In addition to musical, biological and neuropsychological aspects, there is one more perspective that is strongly influencing this research, and that is historical. The concept hiljainen haltioituminen, which could perhaps be translated as the quiet exaltation, was created by folk music researcher Armas Otto Väisänen in the 1930’s. It describes the ability of some folk musicians to lapse inside the music, and exclude the existing environment from the consciousness. The famous example Väisänen gives, is Jaakko Kulju, a blind kanteleplayer from Suojärvi. The man improvised for hours and was playing almost as if asleep, and Väisänen felt that it is impossible to write down this constantly variating flow of music. Kanteleplayers themselves called the improvising as playing their own power (omaa mahtia). Ever since I first read the text about the 19th century kanteleplayer playing his own power, vanishing in his own world and at the same time enchanting his listeners, I have been searching and trying to understand.
I find this specific way of making music very different from all other ways I know. It has sometimes been equated with meditation or with flow, but in my future analysis I will however demonstrate the differences between them. The differences arise not only from different cultural contexts and historical backgrounds but also in some sense from different musical goals. The main questions are: What is happening in the consciousness preceding and during the state of quiet exaltation? What are the elements or components needed to be able to achieve this kind of mental state? What is the meaning and the importance of this music to its producer?
According to the information given by early folk music researchers, the players of own power were mainly illiterate, and their cultural memory presumably reached back into many generations. This brings the prehistorical perspective along, and some new questions. Does the quiet exaltation/playing one’s own power have a connection to the prehistorical shamanism? If there is a connection, what could have been the meaning of this kind of music, and the way of doing it, to prehistorical people and their community?
To grab this whole topic has been extremely difficult and challenging for me, because most of the perspectives mentioned here are scientifically far beyond my capabilities. And thus, the last and the all-inclusive perspective is the only one I can say that I’m an expert of to some extent, and that is the perspective of personal experience.
On the 6th of February in 2017 I improvised for about six hours without breaks in the concert hall called the Black Box at the Musiikkitalo, the Helsinki Music Center. There were also some researchers and students from the Cognitive Brain Research Unit from the University of Helsinki. They were directed by Mari Tervaniemi, PhD. Me and three listeners were wearing EEG-caps, and the data they produced was recorded in the beginning of the happening – from the listeners for about 45 minutes, and from me for about two hours.
From the musical perspective, the background to this project was that I wanted to test and experience the reactions of my mind and my body to this way of making music, in a time scale that was stretched close to the extremity of my capacity.
So, in addition to the questions mentioned earlier, I am also aiming to answer the question: How have I experienced the state of quiet exaltation and was that mental state achieved during the six hour performance?
This is going to be my personal expedition.

- WHAT YOU NEED TO DO
• A. From the text on quiet exaltation, print the passage starting at "From the musical" and ending at "six hour performance?".
• B. Turn the paragraph in the text on quiet exaltation that begins "On the 6th of February in 2017" into a short bulleted list that keeps its main facts.
• C. Using the text on quiet exaltation, answer each question on its own line:
(i) Who created the concept hiljainen haltioituminen, and in what decade?
(ii) What did kanteleplayers themselves call improvising?
(iii) How many listeners wore EEG caps during the six-hour performance?

- PROVIDED DATA

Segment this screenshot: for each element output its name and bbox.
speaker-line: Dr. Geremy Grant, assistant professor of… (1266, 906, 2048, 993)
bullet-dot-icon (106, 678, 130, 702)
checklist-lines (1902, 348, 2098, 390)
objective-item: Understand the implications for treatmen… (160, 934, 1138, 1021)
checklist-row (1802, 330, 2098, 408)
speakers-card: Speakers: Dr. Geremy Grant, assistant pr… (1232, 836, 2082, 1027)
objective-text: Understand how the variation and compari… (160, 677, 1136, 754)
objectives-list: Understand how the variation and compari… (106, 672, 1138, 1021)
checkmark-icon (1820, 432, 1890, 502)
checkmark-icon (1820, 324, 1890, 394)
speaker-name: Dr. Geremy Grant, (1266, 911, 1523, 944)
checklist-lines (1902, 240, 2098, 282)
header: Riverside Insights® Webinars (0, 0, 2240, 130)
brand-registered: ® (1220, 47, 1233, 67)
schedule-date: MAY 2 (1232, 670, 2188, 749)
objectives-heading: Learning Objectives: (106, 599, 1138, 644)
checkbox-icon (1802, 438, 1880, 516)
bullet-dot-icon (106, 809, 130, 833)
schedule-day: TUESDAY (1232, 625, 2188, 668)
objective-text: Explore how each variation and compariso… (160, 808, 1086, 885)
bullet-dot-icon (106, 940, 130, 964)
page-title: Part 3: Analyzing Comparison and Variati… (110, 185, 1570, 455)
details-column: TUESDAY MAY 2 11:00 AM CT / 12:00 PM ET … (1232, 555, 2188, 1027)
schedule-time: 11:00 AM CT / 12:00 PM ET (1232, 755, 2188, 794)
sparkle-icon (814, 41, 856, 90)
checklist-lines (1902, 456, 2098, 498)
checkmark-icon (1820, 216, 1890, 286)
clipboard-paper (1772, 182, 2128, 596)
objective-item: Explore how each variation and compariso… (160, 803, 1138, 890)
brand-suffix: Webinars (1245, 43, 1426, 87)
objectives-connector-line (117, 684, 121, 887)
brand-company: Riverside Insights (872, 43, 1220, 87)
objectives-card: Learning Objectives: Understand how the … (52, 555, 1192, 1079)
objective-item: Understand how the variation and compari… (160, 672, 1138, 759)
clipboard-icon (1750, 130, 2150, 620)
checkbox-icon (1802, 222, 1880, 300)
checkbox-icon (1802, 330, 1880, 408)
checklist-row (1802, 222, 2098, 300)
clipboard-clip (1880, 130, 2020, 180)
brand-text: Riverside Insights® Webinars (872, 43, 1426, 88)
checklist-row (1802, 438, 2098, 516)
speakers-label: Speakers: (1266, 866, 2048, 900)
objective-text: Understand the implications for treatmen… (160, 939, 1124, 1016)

- RESPONSES FOR EACH TASK
• A.
From the musical perspective, the background to this project was that I wanted to test and experience the reactions of my mind and my body to this way of making music, in a time scale that was stretched close to the extremity of my capacity.
So, in addition to the questions mentioned earlier, I am also aiming to answer the question: How have I experienced the state of quiet exaltation and was that mental state achieved during the six hour performance?

• B.
- Date: February 6, 2017
- Performance: about six hours of improvisation without breaks
- Venue: the Black Box concert hall at the Musiikkitalo, the Helsinki Music Center
- Present: researchers and students from the Cognitive Brain Research Unit, University of Helsinki, directed by Mari Tervaniemi, PhD
- EEG caps: worn by the performer and three listeners
- Recording: made at the beginning, for about 45 minutes from the listeners and about two hours from the performer

• C.
(i) Folk music researcher Armas Otto Väisänen, in the 1930s.
(ii) Playing their own power (omaa mahtia).
(iii) Three.